▸ Provided material:
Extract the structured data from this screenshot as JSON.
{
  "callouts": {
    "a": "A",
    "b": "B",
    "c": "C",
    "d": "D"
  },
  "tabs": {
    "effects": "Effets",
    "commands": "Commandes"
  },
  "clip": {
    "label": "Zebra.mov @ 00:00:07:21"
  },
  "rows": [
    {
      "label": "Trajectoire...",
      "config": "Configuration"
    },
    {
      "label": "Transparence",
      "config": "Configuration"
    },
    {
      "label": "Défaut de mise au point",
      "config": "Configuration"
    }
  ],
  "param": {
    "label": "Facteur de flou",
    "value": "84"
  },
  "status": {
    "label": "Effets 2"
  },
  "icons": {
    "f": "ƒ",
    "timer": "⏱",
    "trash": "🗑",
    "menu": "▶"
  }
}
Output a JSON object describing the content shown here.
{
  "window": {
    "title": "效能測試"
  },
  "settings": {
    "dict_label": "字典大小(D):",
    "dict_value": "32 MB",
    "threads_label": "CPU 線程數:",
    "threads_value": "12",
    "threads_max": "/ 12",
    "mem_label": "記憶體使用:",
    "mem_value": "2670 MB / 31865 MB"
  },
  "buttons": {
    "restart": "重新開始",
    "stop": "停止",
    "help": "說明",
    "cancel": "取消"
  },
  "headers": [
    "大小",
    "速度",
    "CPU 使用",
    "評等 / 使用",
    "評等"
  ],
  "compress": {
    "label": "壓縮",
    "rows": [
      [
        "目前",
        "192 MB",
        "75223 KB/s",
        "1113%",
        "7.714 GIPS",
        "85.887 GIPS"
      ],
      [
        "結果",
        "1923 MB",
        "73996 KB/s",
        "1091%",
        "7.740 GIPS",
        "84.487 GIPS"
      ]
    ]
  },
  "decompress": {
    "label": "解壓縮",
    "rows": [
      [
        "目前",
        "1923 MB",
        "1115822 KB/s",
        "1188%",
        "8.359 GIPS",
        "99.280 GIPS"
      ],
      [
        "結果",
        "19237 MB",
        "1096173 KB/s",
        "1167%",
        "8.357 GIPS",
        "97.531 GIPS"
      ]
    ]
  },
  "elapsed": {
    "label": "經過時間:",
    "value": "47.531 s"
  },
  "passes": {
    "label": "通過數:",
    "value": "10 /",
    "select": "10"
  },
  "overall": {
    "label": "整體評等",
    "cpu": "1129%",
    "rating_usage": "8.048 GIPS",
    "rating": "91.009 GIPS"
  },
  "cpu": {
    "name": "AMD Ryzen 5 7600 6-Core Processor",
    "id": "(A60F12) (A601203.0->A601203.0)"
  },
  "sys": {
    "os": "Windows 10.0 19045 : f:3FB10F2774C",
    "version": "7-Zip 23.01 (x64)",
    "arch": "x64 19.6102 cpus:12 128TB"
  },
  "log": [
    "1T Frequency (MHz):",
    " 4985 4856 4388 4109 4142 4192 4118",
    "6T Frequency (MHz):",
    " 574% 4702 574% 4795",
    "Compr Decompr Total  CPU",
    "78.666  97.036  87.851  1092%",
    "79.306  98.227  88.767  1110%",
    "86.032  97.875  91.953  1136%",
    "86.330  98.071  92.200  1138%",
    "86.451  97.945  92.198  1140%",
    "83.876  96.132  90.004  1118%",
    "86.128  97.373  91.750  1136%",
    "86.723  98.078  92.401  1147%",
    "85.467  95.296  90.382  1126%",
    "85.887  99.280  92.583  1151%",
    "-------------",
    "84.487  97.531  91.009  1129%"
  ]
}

▸ Request:
Copy out every line of the material above that mentions the word "GIPS".

▸ Written solution:
        "7.714 GIPS",
        "85.887 GIPS"
        "7.740 GIPS",
        "84.487 GIPS"
        "8.359 GIPS",
        "99.280 GIPS"
        "8.357 GIPS",
        "97.531 GIPS"
    "rating_usage": "8.048 GIPS",
    "rating": "91.009 GIPS"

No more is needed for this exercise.